### Written task
Copy every entry exactly.

** Begin Listed records **

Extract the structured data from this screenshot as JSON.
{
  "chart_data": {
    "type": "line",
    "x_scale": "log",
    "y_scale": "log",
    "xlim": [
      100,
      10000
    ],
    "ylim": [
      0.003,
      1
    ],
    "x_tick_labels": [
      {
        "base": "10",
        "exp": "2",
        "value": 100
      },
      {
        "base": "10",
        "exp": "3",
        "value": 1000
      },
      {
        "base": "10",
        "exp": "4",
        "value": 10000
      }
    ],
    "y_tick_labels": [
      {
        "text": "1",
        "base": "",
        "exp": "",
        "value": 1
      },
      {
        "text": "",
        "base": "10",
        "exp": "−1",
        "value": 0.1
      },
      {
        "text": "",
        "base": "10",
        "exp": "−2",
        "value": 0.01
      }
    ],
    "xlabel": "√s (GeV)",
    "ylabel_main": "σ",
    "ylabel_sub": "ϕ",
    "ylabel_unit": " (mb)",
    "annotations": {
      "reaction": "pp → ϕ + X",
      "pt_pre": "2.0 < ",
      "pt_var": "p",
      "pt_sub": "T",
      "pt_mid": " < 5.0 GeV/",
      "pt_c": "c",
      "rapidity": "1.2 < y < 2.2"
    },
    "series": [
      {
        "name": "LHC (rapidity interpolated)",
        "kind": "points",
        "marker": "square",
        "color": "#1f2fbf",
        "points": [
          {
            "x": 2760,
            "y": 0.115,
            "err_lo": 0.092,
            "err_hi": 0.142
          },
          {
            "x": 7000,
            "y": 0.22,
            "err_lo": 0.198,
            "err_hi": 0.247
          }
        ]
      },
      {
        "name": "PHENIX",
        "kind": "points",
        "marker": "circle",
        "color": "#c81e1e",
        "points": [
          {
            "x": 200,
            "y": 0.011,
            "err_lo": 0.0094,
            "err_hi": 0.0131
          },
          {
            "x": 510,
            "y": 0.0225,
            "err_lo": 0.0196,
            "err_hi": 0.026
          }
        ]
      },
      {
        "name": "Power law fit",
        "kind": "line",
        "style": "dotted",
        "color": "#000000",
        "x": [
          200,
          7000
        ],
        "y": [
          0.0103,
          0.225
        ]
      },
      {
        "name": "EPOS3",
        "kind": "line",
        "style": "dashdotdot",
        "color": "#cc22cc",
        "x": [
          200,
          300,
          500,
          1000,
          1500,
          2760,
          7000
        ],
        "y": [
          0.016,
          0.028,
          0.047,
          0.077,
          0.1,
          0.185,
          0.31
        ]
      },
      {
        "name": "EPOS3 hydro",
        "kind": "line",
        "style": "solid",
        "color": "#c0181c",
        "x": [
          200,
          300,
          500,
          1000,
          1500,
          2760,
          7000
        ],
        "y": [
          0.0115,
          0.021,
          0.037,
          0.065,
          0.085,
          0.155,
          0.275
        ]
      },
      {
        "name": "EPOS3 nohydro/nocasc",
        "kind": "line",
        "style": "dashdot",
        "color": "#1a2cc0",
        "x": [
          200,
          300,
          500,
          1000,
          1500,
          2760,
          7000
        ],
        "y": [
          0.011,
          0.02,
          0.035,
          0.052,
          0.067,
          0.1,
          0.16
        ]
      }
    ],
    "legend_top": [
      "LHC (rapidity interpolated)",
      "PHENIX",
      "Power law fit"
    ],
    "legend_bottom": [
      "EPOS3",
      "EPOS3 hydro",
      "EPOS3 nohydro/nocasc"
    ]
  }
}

** End Listed records **

### Output of the task
Extract the structured data from this screenshot as JSON.
{
  "chart_data": {
    "type": "line",
    "x_scale": "log",
    "y_scale": "log",
    "xlim": [
      100,
      10000
    ],
    "ylim": [
      0.003,
      1
    ],
    "x_tick_labels": [
      {
        "base": "10",
        "exp": "2",
        "value": 100
      },
      {
        "base": "10",
        "exp": "3",
        "value": 1000
      },
      {
        "base": "10",
        "exp": "4",
        "value": 10000
      }
    ],
    "y_tick_labels": [
      {
        "text": "1",
        "base": "",
        "exp": "",
        "value": 1
      },
      {
        "text": "",
        "base": "10",
        "exp": "−1",
        "value": 0.1
      },
      {
        "text": "",
        "base": "10",
        "exp": "−2",
        "value": 0.01
      }
    ],
    "xlabel": "√s (GeV)",
    "ylabel_main": "σ",
    "ylabel_sub": "ϕ",
    "ylabel_unit": " (mb)",
    "annotations": {
      "reaction": "pp → ϕ + X",
      "pt_pre": "2.0 < ",
      "pt_var": "p",
      "pt_sub": "T",
      "pt_mid": " < 5.0 GeV/",
      "pt_c": "c",
      "rapidity": "1.2 < y < 2.2"
    },
    "series": [
      {
        "name": "LHC (rapidity interpolated)",
        "kind": "points",
        "marker": "square",
        "color": "#1f2fbf",
        "points": [
          {
            "x": 2760,
            "y": 0.115,
            "err_lo": 0.092,
            "err_hi": 0.142
          },
          {
            "x": 7000,
            "y": 0.22,
            "err_lo": 0.198,
            "err_hi": 0.247
          }
        ]
      },
      {
        "name": "PHENIX",
        "kind": "points",
        "marker": "circle",
        "color": "#c81e1e",
        "points": [
          {
            "x": 200,
            "y": 0.011,
            "err_lo": 0.0094,
            "err_hi": 0.0131
          },
          {
            "x": 510,
            "y": 0.0225,
            "err_lo": 0.0196,
            "err_hi": 0.026
          }
        ]
      },
      {
        "name": "Power law fit",
        "kind": "line",
        "style": "dotted",
        "color": "#000000",
        "x": [
          200,
          7000
        ],
        "y": [
          0.0103,
          0.225
        ]
      },
      {
        "name": "EPOS3",
        "kind": "line",
        "style": "dashdotdot",
        "color": "#cc22cc",
        "x": [
          200,
          300,
          500,
          1000,
          1500,
          2760,
          7000
        ],
        "y": [
          0.016,
          0.028,
          0.047,
          0.077,
          0.1,
          0.185,
          0.31
        ]
      },
      {
        "name": "EPOS3 hydro",
        "kind": "line",
        "style": "solid",
        "color": "#c0181c",
        "x": [
          200,
          300,
          500,
          1000,
          1500,
          2760,
          7000
        ],
        "y": [
          0.0115,
          0.021,
          0.037,
          0.065,
          0.085,
          0.155,
          0.275
        ]
      },
      {
        "name": "EPOS3 nohydro/nocasc",
        "kind": "line",
        "style": "dashdot",
        "color": "#1a2cc0",
        "x": [
          200,
          300,
          500,
          1000,
          1500,
          2760,
          7000
        ],
        "y": [
          0.011,
          0.02,
          0.035,
          0.052,
          0.067,
          0.1,
          0.16
        ]
      }
    ],
    "legend_top": [
      "LHC (rapidity interpolated)",
      "PHENIX",
      "Power law fit"
    ],
    "legend_bottom": [
      "EPOS3",
      "EPOS3 hydro",
      "EPOS3 nohydro/nocasc"
    ]
  }
}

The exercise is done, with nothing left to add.